Find out how many lines of the material contain the string "name" and give only that figure.

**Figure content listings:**
>> Start
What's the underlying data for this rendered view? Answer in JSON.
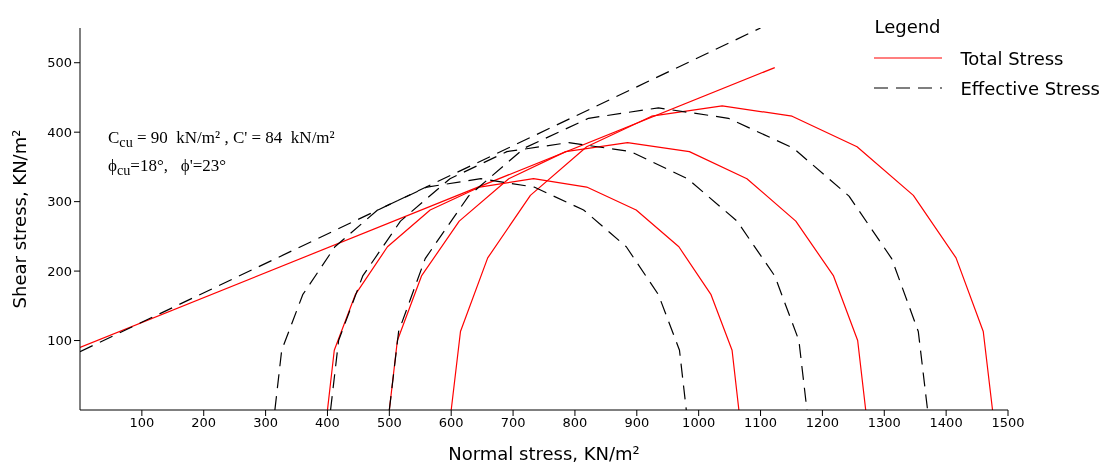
{
  "chart_data": {
    "type": "line",
    "xlabel": "Normal stress, KN/m²",
    "ylabel": "Shear stress, KN/m²",
    "legend_title": "Legend",
    "legend": "top right",
    "marker": "none",
    "xlim": [
      0,
      1500
    ],
    "xticks": [
      100,
      200,
      300,
      400,
      500,
      600,
      700,
      800,
      900,
      1000,
      1100,
      1200,
      1300,
      1400,
      1500
    ],
    "ylim": [
      0,
      550
    ],
    "yticks": [
      100,
      200,
      300,
      400,
      500
    ],
    "annotations": [
      "C$_{cu}$ = 90  kN/m² , C' = 84  kN/m²",
      "ϕ$_{cu}$=18°,   ϕ'=23°"
    ],
    "series": [
      {
        "name": "Total Stress",
        "color": "#ff0000",
        "line_style": "solid",
        "x": [
          0,
          1123
        ],
        "values": [
          90,
          493
        ]
      },
      {
        "color": "#ff0000",
        "line_style": "solid",
        "x": [
          400,
          411,
          445,
          497,
          566,
          646,
          733,
          819,
          899,
          968,
          1020,
          1054,
          1065
        ],
        "values": [
          0,
          86,
          166,
          235,
          288,
          321,
          333,
          321,
          288,
          235,
          166,
          86,
          0
        ]
      },
      {
        "color": "#ff0000",
        "line_style": "solid",
        "x": [
          500,
          513,
          552,
          613,
          693,
          785,
          885,
          985,
          1078,
          1157,
          1218,
          1257,
          1270
        ],
        "values": [
          0,
          100,
          193,
          272,
          333,
          372,
          385,
          372,
          333,
          272,
          193,
          100,
          0
        ]
      },
      {
        "color": "#ff0000",
        "line_style": "solid",
        "x": [
          600,
          615,
          659,
          728,
          819,
          924,
          1038,
          1151,
          1256,
          1347,
          1416,
          1460,
          1475
        ],
        "values": [
          0,
          113,
          219,
          309,
          379,
          423,
          438,
          423,
          379,
          309,
          219,
          113,
          0
        ]
      },
      {
        "name": "Effective Stress",
        "color": "#000000",
        "line_style": "dashed",
        "x": [
          0,
          1100
        ],
        "values": [
          84,
          550
        ]
      },
      {
        "color": "#000000",
        "line_style": "dashed",
        "x": [
          315,
          326,
          360,
          412,
          481,
          561,
          648,
          734,
          814,
          883,
          935,
          969,
          980
        ],
        "values": [
          0,
          86,
          166,
          235,
          288,
          321,
          333,
          321,
          288,
          235,
          166,
          86,
          0
        ]
      },
      {
        "color": "#000000",
        "line_style": "dashed",
        "x": [
          405,
          418,
          457,
          518,
          598,
          690,
          790,
          890,
          982,
          1062,
          1123,
          1162,
          1175
        ],
        "values": [
          0,
          100,
          193,
          272,
          333,
          372,
          385,
          372,
          333,
          272,
          193,
          100,
          0
        ]
      },
      {
        "color": "#000000",
        "line_style": "dashed",
        "x": [
          500,
          515,
          558,
          628,
          718,
          822,
          935,
          1048,
          1153,
          1243,
          1312,
          1355,
          1370
        ],
        "values": [
          0,
          113,
          218,
          308,
          377,
          420,
          435,
          420,
          377,
          308,
          218,
          113,
          0
        ]
      }
    ]
  }
}
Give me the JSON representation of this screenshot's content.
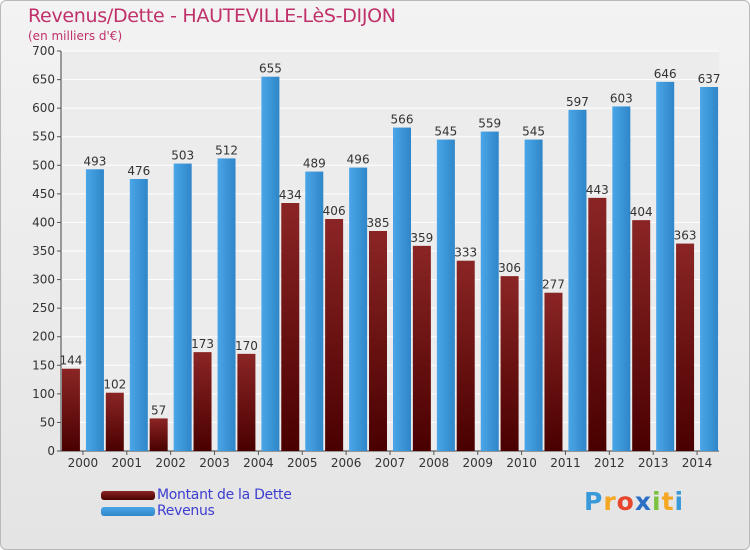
{
  "header": {
    "title": "Revenus/Dette - HAUTEVILLE-LèS-DIJON",
    "subtitle": "(en milliers d'€)"
  },
  "brand": {
    "text": "Proxiti",
    "letters": [
      "P",
      "r",
      "o",
      "x",
      "i",
      "t",
      "i"
    ],
    "colors": [
      "#3a9ad9",
      "#f5a623",
      "#e8452c",
      "#2b6fc4",
      "#7cc242",
      "#f5a623",
      "#3a9ad9"
    ]
  },
  "chart_data": {
    "type": "bar",
    "title": "Revenus/Dette - HAUTEVILLE-LèS-DIJON",
    "ylabel": "(en milliers d'€)",
    "xlabel": "",
    "categories": [
      "2000",
      "2001",
      "2002",
      "2003",
      "2004",
      "2005",
      "2006",
      "2007",
      "2008",
      "2009",
      "2010",
      "2011",
      "2012",
      "2013",
      "2014"
    ],
    "series": [
      {
        "name": "Montant de la Dette",
        "color": "#7a1a1a",
        "values": [
          144,
          102,
          57,
          173,
          170,
          434,
          406,
          385,
          359,
          333,
          306,
          277,
          443,
          404,
          363
        ]
      },
      {
        "name": "Revenus",
        "color": "#3d9ee2",
        "values": [
          493,
          476,
          503,
          512,
          655,
          489,
          496,
          566,
          545,
          559,
          545,
          597,
          603,
          646,
          637
        ]
      }
    ],
    "ylim": [
      0,
      700
    ],
    "yticks": [
      0,
      50,
      100,
      150,
      200,
      250,
      300,
      350,
      400,
      450,
      500,
      550,
      600,
      650,
      700
    ],
    "grid": true,
    "legend": "bottom-left"
  }
}
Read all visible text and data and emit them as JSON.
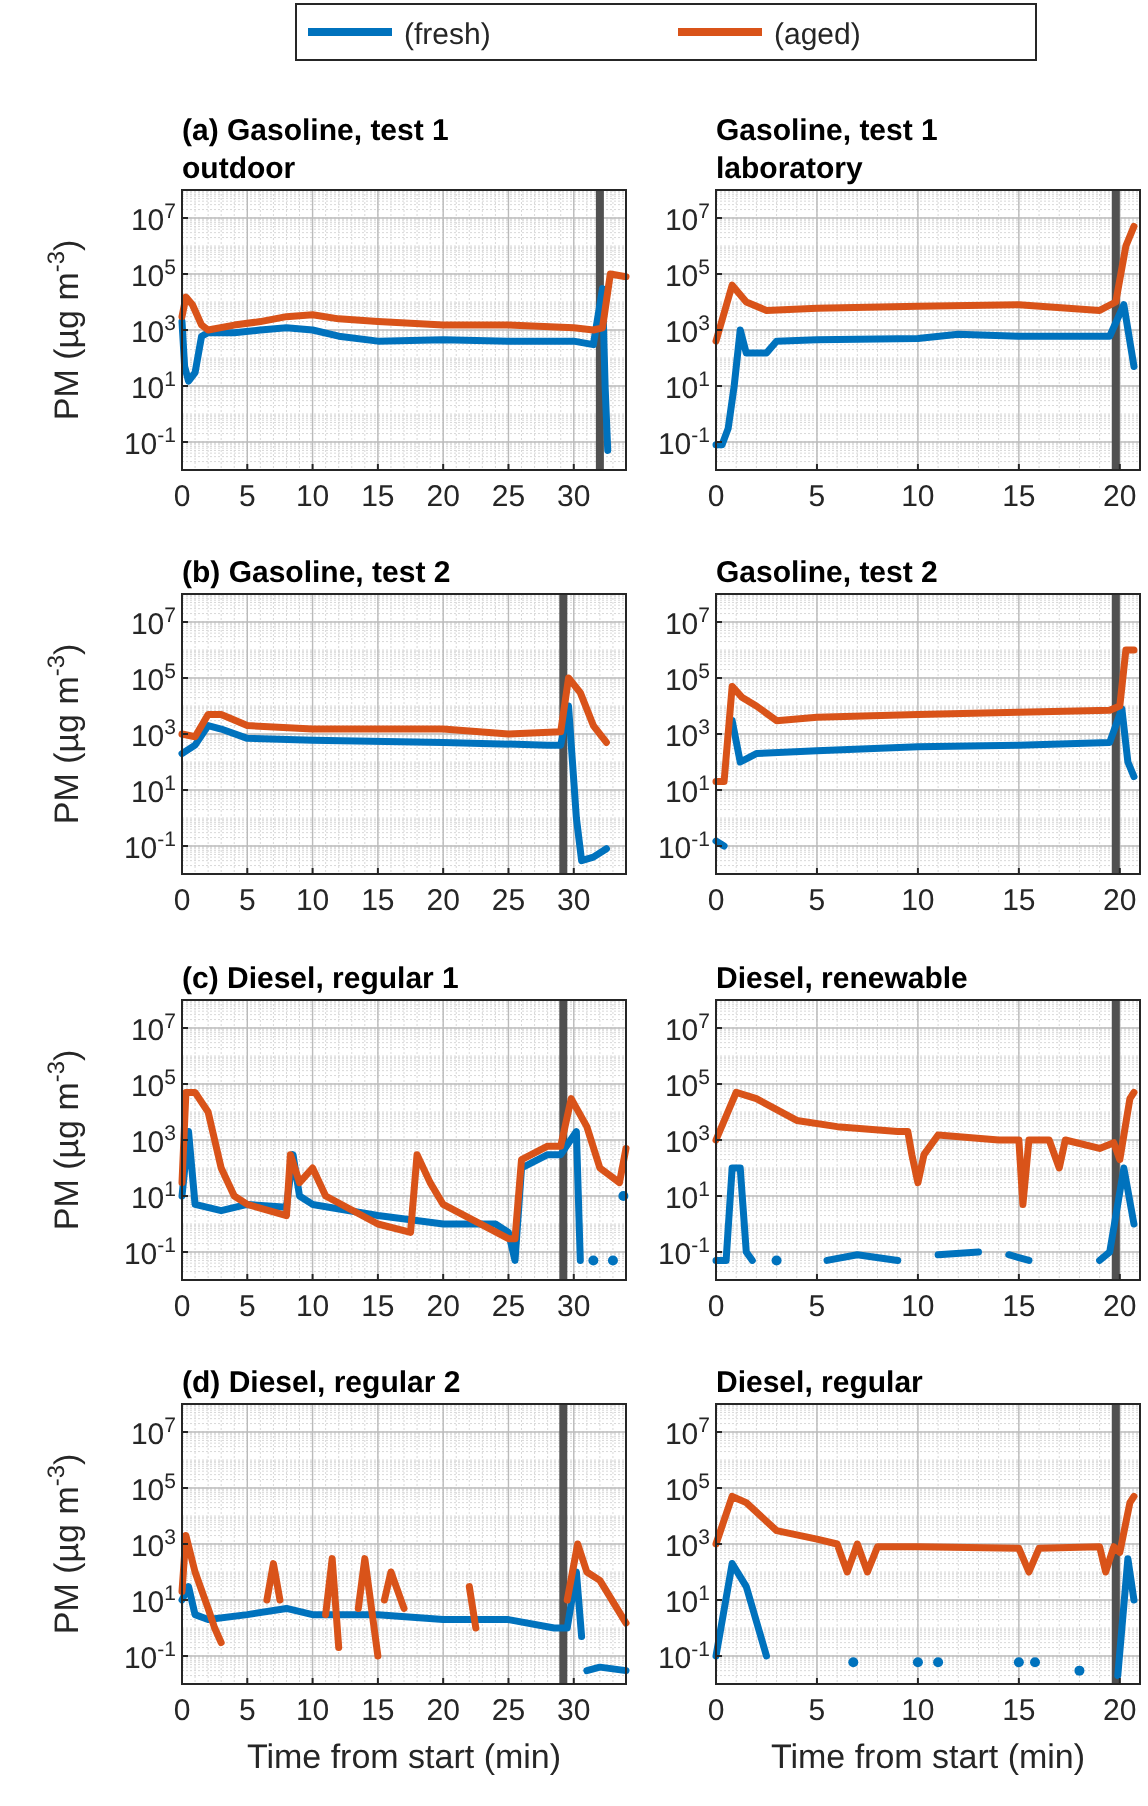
{
  "chart_data": [
    {
      "type": "line",
      "title": "(a) Gasoline, test 1\noutdoor",
      "ylabel": "PM (µg m$^{-3}$)",
      "legend": "top",
      "grid": true,
      "log": "y",
      "xlim": [
        0,
        34
      ],
      "xticks": [
        0,
        5,
        10,
        15,
        20,
        25,
        30
      ],
      "ylim": [
        0.01,
        100000000
      ],
      "yticks": [
        {
          "value": 0.1,
          "label": "10$^{-1}$"
        },
        {
          "value": 10,
          "label": "10$^{1}$"
        },
        {
          "value": 1000,
          "label": "10$^{3}$"
        },
        {
          "value": 100000,
          "label": "10$^{5}$"
        },
        {
          "value": 10000000,
          "label": "10$^{7}$"
        }
      ],
      "ref_lines": [
        {
          "axis": "x",
          "value": 32,
          "color": "#505050"
        }
      ],
      "series": [
        {
          "name": "(fresh)",
          "color": "#0072bd",
          "x": [
            0,
            0.2,
            0.5,
            1,
            1.5,
            2,
            4,
            6,
            8,
            10,
            12,
            15,
            20,
            25,
            30,
            31.5,
            32.2,
            32.4,
            32.6
          ],
          "values": [
            2000,
            50,
            15,
            30,
            600,
            800,
            800,
            1000,
            1200,
            1000,
            600,
            400,
            450,
            400,
            400,
            300,
            30000,
            10,
            0.05
          ]
        },
        {
          "name": "(aged)",
          "color": "#d95319",
          "x": [
            0,
            0.3,
            0.8,
            1.5,
            2,
            4,
            6,
            8,
            10,
            12,
            15,
            20,
            25,
            30,
            31.5,
            32.2,
            32.8,
            34
          ],
          "values": [
            3000,
            15000,
            8000,
            1500,
            1000,
            1500,
            2000,
            3000,
            3500,
            2500,
            2000,
            1500,
            1500,
            1200,
            1000,
            1200,
            100000,
            80000
          ]
        }
      ]
    },
    {
      "type": "line",
      "title": "Gasoline, test 1\nlaboratory",
      "grid": true,
      "log": "y",
      "xlim": [
        0,
        21
      ],
      "xticks": [
        0,
        5,
        10,
        15,
        20
      ],
      "ylim": [
        0.01,
        100000000
      ],
      "yticks": [
        {
          "value": 0.1,
          "label": "10$^{-1}$"
        },
        {
          "value": 10,
          "label": "10$^{1}$"
        },
        {
          "value": 1000,
          "label": "10$^{3}$"
        },
        {
          "value": 100000,
          "label": "10$^{5}$"
        },
        {
          "value": 10000000,
          "label": "10$^{7}$"
        }
      ],
      "ref_lines": [
        {
          "axis": "x",
          "value": 19.8,
          "color": "#505050"
        }
      ],
      "series": [
        {
          "color": "#0072bd",
          "x": [
            0,
            0.3,
            0.6,
            0.9,
            1.2,
            1.5,
            2.5,
            3,
            5,
            10,
            12,
            15,
            19.5,
            20.2,
            20.7
          ],
          "values": [
            0.08,
            0.08,
            0.3,
            10,
            1000,
            150,
            150,
            400,
            450,
            500,
            700,
            600,
            600,
            8000,
            50
          ]
        },
        {
          "color": "#d95319",
          "x": [
            0,
            0.8,
            1.5,
            2.5,
            5,
            10,
            15,
            19,
            19.8,
            20.3,
            20.7
          ],
          "values": [
            400,
            40000,
            10000,
            5000,
            6000,
            7000,
            8000,
            5000,
            10000,
            1000000,
            5000000
          ]
        }
      ]
    },
    {
      "type": "line",
      "title": "(b) Gasoline, test 2",
      "ylabel": "PM (µg m$^{-3}$)",
      "grid": true,
      "log": "y",
      "xlim": [
        0,
        34
      ],
      "xticks": [
        0,
        5,
        10,
        15,
        20,
        25,
        30
      ],
      "ylim": [
        0.01,
        100000000
      ],
      "yticks": [
        {
          "value": 0.1,
          "label": "10$^{-1}$"
        },
        {
          "value": 10,
          "label": "10$^{1}$"
        },
        {
          "value": 1000,
          "label": "10$^{3}$"
        },
        {
          "value": 100000,
          "label": "10$^{5}$"
        },
        {
          "value": 10000000,
          "label": "10$^{7}$"
        }
      ],
      "ref_lines": [
        {
          "axis": "x",
          "value": 29.2,
          "color": "#505050"
        }
      ],
      "series": [
        {
          "color": "#0072bd",
          "x": [
            0,
            1,
            2,
            3,
            5,
            10,
            20,
            28,
            29,
            29.6,
            30.2,
            30.6,
            31.5,
            32.5
          ],
          "values": [
            200,
            400,
            2000,
            1500,
            700,
            600,
            500,
            400,
            400,
            10000,
            1,
            0.03,
            0.04,
            0.08
          ]
        },
        {
          "color": "#d95319",
          "x": [
            0,
            1,
            2,
            3,
            5,
            10,
            20,
            25,
            29,
            29.6,
            30.5,
            31.5,
            32.5
          ],
          "values": [
            1000,
            800,
            5000,
            5000,
            2000,
            1500,
            1500,
            1000,
            1200,
            100000,
            30000,
            2000,
            500
          ]
        }
      ]
    },
    {
      "type": "line",
      "title": "Gasoline, test 2",
      "grid": true,
      "log": "y",
      "xlim": [
        0,
        21
      ],
      "xticks": [
        0,
        5,
        10,
        15,
        20
      ],
      "ylim": [
        0.01,
        100000000
      ],
      "yticks": [
        {
          "value": 0.1,
          "label": "10$^{-1}$"
        },
        {
          "value": 10,
          "label": "10$^{1}$"
        },
        {
          "value": 1000,
          "label": "10$^{3}$"
        },
        {
          "value": 100000,
          "label": "10$^{5}$"
        },
        {
          "value": 10000000,
          "label": "10$^{7}$"
        }
      ],
      "ref_lines": [
        {
          "axis": "x",
          "value": 19.8,
          "color": "#505050"
        }
      ],
      "series": [
        {
          "color": "#0072bd",
          "x": [
            0,
            0.4,
            0.6,
            0.8,
            1.2,
            2,
            5,
            10,
            15,
            19.5,
            20.1,
            20.4,
            20.7
          ],
          "values": [
            0.15,
            0.1,
            null,
            3000,
            100,
            200,
            250,
            350,
            400,
            500,
            8000,
            100,
            30
          ]
        },
        {
          "color": "#d95319",
          "x": [
            0,
            0.4,
            0.8,
            1.3,
            2,
            3,
            5,
            10,
            15,
            19.5,
            20,
            20.3,
            20.7
          ],
          "values": [
            20,
            20,
            50000,
            20000,
            10000,
            3000,
            4000,
            5000,
            6000,
            7000,
            10000,
            1000000,
            1000000
          ]
        }
      ]
    },
    {
      "type": "line",
      "title": "(c) Diesel, regular 1",
      "ylabel": "PM (µg m$^{-3}$)",
      "grid": true,
      "log": "y",
      "xlim": [
        0,
        34
      ],
      "xticks": [
        0,
        5,
        10,
        15,
        20,
        25,
        30
      ],
      "ylim": [
        0.01,
        100000000
      ],
      "yticks": [
        {
          "value": 0.1,
          "label": "10$^{-1}$"
        },
        {
          "value": 10,
          "label": "10$^{1}$"
        },
        {
          "value": 1000,
          "label": "10$^{3}$"
        },
        {
          "value": 100000,
          "label": "10$^{5}$"
        },
        {
          "value": 10000000,
          "label": "10$^{7}$"
        }
      ],
      "ref_lines": [
        {
          "axis": "x",
          "value": 29.2,
          "color": "#505050"
        }
      ],
      "series": [
        {
          "color": "#0072bd",
          "x": [
            0,
            0.5,
            1,
            3,
            5,
            8,
            8.5,
            9,
            10,
            15,
            20,
            24,
            25,
            25.5,
            26,
            28,
            29,
            30.2,
            30.5,
            31,
            31.5,
            32,
            33,
            33.3,
            33.8
          ],
          "values": [
            10,
            2000,
            5,
            3,
            5,
            4,
            300,
            10,
            5,
            2,
            1,
            1,
            0.5,
            0.05,
            100,
            300,
            300,
            2000,
            0.05,
            null,
            0.05,
            null,
            0.05,
            null,
            10
          ]
        },
        {
          "color": "#d95319",
          "x": [
            0,
            0.3,
            1,
            2,
            3,
            4,
            5,
            8,
            8.3,
            9,
            10,
            11,
            15,
            17.5,
            18,
            19,
            20,
            25,
            25.5,
            26,
            28,
            29,
            29.8,
            31,
            32,
            33.5,
            34
          ],
          "values": [
            30,
            50000,
            50000,
            10000,
            100,
            10,
            5,
            2,
            300,
            30,
            100,
            10,
            1,
            0.5,
            300,
            30,
            5,
            0.3,
            0.3,
            200,
            600,
            600,
            30000,
            3000,
            100,
            30,
            500
          ]
        }
      ]
    },
    {
      "type": "line",
      "title": "Diesel, renewable",
      "grid": true,
      "log": "y",
      "xlim": [
        0,
        21
      ],
      "xticks": [
        0,
        5,
        10,
        15,
        20
      ],
      "ylim": [
        0.01,
        100000000
      ],
      "yticks": [
        {
          "value": 0.1,
          "label": "10$^{-1}$"
        },
        {
          "value": 10,
          "label": "10$^{1}$"
        },
        {
          "value": 1000,
          "label": "10$^{3}$"
        },
        {
          "value": 100000,
          "label": "10$^{5}$"
        },
        {
          "value": 10000000,
          "label": "10$^{7}$"
        }
      ],
      "ref_lines": [
        {
          "axis": "x",
          "value": 19.8,
          "color": "#505050"
        }
      ],
      "series": [
        {
          "color": "#0072bd",
          "x": [
            0,
            0.5,
            0.8,
            1.2,
            1.5,
            1.8,
            2.3,
            3,
            3.3,
            5.5,
            7,
            9,
            9.5,
            11,
            13,
            13.5,
            14.5,
            15.5,
            16,
            19,
            19.5,
            20.2,
            20.7
          ],
          "values": [
            0.05,
            0.05,
            100,
            100,
            0.1,
            0.05,
            null,
            0.05,
            null,
            0.05,
            0.08,
            0.05,
            null,
            0.08,
            0.1,
            null,
            0.08,
            0.05,
            null,
            0.05,
            0.1,
            100,
            1
          ]
        },
        {
          "color": "#d95319",
          "x": [
            0,
            1,
            2,
            4,
            6,
            9,
            9.5,
            9.7,
            10,
            10.3,
            11,
            14,
            15,
            15.2,
            15.5,
            16.5,
            17,
            17.3,
            19,
            19.7,
            20,
            20.5,
            20.7
          ],
          "values": [
            1000,
            50000,
            30000,
            5000,
            3000,
            2000,
            2000,
            300,
            30,
            300,
            1500,
            1000,
            1000,
            5,
            1000,
            1000,
            100,
            1000,
            500,
            800,
            200,
            30000,
            50000
          ]
        }
      ]
    },
    {
      "type": "line",
      "title": "(d) Diesel, regular 2",
      "ylabel": "PM (µg m$^{-3}$)",
      "xlabel": "Time from start (min)",
      "grid": true,
      "log": "y",
      "xlim": [
        0,
        34
      ],
      "xticks": [
        0,
        5,
        10,
        15,
        20,
        25,
        30
      ],
      "ylim": [
        0.01,
        100000000
      ],
      "yticks": [
        {
          "value": 0.1,
          "label": "10$^{-1}$"
        },
        {
          "value": 10,
          "label": "10$^{1}$"
        },
        {
          "value": 1000,
          "label": "10$^{3}$"
        },
        {
          "value": 100000,
          "label": "10$^{5}$"
        },
        {
          "value": 10000000,
          "label": "10$^{7}$"
        }
      ],
      "ref_lines": [
        {
          "axis": "x",
          "value": 29.2,
          "color": "#505050"
        }
      ],
      "series": [
        {
          "color": "#0072bd",
          "x": [
            0,
            0.5,
            1,
            2,
            5,
            8,
            10,
            15,
            20,
            25,
            28.5,
            29.5,
            30.2,
            30.6,
            30.8,
            31,
            32,
            34
          ],
          "values": [
            10,
            30,
            3,
            2,
            3,
            5,
            3,
            3,
            2,
            2,
            1,
            1,
            100,
            0.5,
            null,
            0.03,
            0.04,
            0.03
          ]
        },
        {
          "color": "#d95319",
          "x": [
            0,
            0.3,
            1,
            2,
            2.5,
            3,
            4,
            6.5,
            7,
            7.5,
            9,
            11,
            11.5,
            12,
            13,
            13.5,
            14,
            15,
            15.2,
            15.5,
            16,
            17,
            19,
            22,
            22.5,
            25,
            29.5,
            30.3,
            31,
            32,
            34
          ],
          "values": [
            20,
            2000,
            100,
            5,
            1,
            0.3,
            null,
            10,
            200,
            10,
            null,
            3,
            300,
            0.2,
            null,
            5,
            300,
            0.1,
            null,
            10,
            100,
            5,
            null,
            30,
            1,
            null,
            10,
            1000,
            100,
            50,
            1.5
          ]
        }
      ]
    },
    {
      "type": "line",
      "title": "Diesel, regular",
      "xlabel": "Time from start (min)",
      "grid": true,
      "log": "y",
      "xlim": [
        0,
        21
      ],
      "xticks": [
        0,
        5,
        10,
        15,
        20
      ],
      "ylim": [
        0.01,
        100000000
      ],
      "yticks": [
        {
          "value": 0.1,
          "label": "10$^{-1}$"
        },
        {
          "value": 10,
          "label": "10$^{1}$"
        },
        {
          "value": 1000,
          "label": "10$^{3}$"
        },
        {
          "value": 100000,
          "label": "10$^{5}$"
        },
        {
          "value": 10000000,
          "label": "10$^{7}$"
        }
      ],
      "ref_lines": [
        {
          "axis": "x",
          "value": 19.8,
          "color": "#505050"
        }
      ],
      "series": [
        {
          "color": "#0072bd",
          "x": [
            0,
            0.8,
            1.5,
            2.5,
            2.9,
            3.2,
            6.5,
            6.8,
            7.1,
            9.7,
            10,
            10.3,
            11,
            11.3,
            14.7,
            15,
            15.3,
            15.8,
            16.1,
            17.8,
            18,
            18.2,
            19.9,
            20.4,
            20.7
          ],
          "values": [
            0.1,
            200,
            30,
            0.1,
            null,
            null,
            null,
            0.06,
            null,
            null,
            0.06,
            null,
            0.06,
            null,
            null,
            0.06,
            null,
            0.06,
            null,
            null,
            0.03,
            null,
            0.02,
            300,
            10
          ]
        },
        {
          "color": "#d95319",
          "x": [
            0,
            0.8,
            1.5,
            3,
            5,
            6,
            6.5,
            7,
            7.5,
            8,
            10,
            15,
            15.5,
            16,
            19,
            19.3,
            19.7,
            20,
            20.5,
            20.7
          ],
          "values": [
            1000,
            50000,
            30000,
            3000,
            1500,
            1000,
            100,
            1000,
            100,
            800,
            800,
            700,
            100,
            700,
            800,
            100,
            800,
            500,
            30000,
            50000
          ]
        }
      ]
    }
  ]
}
>> End
**TASK SOLUTION:** 6